___ INFORMATION PROVIDED ___
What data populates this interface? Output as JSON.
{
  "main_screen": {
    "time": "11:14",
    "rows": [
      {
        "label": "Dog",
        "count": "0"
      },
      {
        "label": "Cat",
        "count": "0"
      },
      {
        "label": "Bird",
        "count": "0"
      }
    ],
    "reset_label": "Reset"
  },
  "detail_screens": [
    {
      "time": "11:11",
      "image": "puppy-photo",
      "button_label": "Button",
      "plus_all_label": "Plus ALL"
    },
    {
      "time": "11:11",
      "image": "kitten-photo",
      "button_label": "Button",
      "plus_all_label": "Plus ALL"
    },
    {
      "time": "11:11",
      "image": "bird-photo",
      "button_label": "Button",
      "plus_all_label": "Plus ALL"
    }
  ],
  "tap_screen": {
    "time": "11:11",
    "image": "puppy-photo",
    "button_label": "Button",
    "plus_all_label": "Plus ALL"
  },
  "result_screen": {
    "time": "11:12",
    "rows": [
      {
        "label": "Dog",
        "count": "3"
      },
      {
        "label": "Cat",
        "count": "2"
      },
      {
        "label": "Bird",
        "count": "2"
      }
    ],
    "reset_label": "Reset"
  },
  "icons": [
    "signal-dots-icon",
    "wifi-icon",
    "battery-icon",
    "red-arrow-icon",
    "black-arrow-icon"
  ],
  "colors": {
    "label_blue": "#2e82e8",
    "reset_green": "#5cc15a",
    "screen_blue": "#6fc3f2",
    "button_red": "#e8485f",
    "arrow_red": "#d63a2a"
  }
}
___
___ INFORMATION PROVIDED ___
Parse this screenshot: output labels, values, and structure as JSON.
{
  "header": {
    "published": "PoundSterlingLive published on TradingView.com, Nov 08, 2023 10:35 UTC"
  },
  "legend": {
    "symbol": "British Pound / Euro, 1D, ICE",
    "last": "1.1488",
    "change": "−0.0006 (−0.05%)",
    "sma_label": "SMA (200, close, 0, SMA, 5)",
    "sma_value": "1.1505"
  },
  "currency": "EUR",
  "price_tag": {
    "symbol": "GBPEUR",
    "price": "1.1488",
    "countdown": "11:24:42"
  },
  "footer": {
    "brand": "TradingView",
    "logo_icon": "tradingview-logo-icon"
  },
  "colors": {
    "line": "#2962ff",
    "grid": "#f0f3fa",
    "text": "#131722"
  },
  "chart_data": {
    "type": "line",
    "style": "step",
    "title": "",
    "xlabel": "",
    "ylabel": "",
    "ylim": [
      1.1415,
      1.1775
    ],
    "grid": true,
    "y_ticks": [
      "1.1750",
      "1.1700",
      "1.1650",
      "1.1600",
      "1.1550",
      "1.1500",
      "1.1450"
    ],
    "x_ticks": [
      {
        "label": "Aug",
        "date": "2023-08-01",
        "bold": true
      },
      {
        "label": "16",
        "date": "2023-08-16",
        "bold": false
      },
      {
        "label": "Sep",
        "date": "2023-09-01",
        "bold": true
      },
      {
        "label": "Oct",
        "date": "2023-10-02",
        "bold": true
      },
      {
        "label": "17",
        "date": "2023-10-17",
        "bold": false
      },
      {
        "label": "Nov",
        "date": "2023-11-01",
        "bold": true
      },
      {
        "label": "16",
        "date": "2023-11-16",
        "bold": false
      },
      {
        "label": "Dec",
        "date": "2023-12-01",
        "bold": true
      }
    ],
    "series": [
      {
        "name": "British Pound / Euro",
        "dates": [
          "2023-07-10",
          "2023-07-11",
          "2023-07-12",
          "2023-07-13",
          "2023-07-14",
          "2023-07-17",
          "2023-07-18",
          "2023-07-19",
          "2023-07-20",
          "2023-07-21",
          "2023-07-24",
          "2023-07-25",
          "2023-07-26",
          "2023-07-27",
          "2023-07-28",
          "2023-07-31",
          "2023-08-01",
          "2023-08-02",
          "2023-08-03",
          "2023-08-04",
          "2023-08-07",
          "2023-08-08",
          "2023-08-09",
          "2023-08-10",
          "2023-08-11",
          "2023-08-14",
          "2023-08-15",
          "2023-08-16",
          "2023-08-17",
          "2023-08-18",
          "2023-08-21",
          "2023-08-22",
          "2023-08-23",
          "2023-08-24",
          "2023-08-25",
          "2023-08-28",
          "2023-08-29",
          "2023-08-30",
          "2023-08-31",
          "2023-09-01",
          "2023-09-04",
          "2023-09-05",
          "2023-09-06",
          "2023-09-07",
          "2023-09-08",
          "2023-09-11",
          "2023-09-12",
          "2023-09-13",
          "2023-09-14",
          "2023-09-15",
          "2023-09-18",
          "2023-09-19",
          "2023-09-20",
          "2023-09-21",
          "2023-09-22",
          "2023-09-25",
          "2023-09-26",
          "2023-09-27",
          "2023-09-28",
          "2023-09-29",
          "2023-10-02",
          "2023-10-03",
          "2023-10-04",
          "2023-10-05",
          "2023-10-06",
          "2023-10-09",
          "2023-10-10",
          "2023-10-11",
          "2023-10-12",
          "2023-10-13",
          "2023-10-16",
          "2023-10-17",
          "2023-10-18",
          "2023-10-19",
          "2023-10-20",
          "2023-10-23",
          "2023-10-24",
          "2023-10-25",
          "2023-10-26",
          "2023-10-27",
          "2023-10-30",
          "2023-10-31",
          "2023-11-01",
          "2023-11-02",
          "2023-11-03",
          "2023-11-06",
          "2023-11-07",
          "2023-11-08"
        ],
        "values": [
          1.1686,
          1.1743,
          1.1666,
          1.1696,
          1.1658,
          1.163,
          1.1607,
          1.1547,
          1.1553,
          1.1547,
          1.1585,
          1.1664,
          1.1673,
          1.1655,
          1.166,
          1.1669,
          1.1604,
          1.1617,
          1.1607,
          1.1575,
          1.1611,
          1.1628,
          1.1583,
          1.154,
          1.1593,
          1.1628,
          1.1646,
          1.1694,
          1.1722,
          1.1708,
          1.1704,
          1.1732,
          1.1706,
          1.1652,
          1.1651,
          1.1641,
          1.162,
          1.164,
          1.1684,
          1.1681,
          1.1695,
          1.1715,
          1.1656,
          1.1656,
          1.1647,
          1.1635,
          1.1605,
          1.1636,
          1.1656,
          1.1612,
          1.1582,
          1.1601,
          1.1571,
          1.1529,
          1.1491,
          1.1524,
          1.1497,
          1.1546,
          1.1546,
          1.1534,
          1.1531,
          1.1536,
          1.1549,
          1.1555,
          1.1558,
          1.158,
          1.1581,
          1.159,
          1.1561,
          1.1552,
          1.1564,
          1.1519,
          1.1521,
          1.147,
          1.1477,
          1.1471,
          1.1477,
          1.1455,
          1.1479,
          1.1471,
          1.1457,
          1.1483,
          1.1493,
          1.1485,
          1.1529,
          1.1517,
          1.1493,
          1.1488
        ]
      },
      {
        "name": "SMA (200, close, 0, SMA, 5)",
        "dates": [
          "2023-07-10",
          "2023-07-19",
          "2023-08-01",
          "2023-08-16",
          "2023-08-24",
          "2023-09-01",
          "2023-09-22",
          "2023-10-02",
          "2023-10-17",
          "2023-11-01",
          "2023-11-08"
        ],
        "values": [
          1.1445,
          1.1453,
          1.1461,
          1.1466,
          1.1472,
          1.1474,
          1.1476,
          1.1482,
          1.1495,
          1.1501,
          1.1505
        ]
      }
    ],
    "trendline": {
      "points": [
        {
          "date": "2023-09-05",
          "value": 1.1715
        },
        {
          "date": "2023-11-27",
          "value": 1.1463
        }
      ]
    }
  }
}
___
> **SHORT PROBLEM**:
Identify the lines above with the word "photo". Copy them.

> **FULL SOLUTION**:
      "image": "puppy-photo",
      "image": "kitten-photo",
      "image": "bird-photo",
    "image": "puppy-photo",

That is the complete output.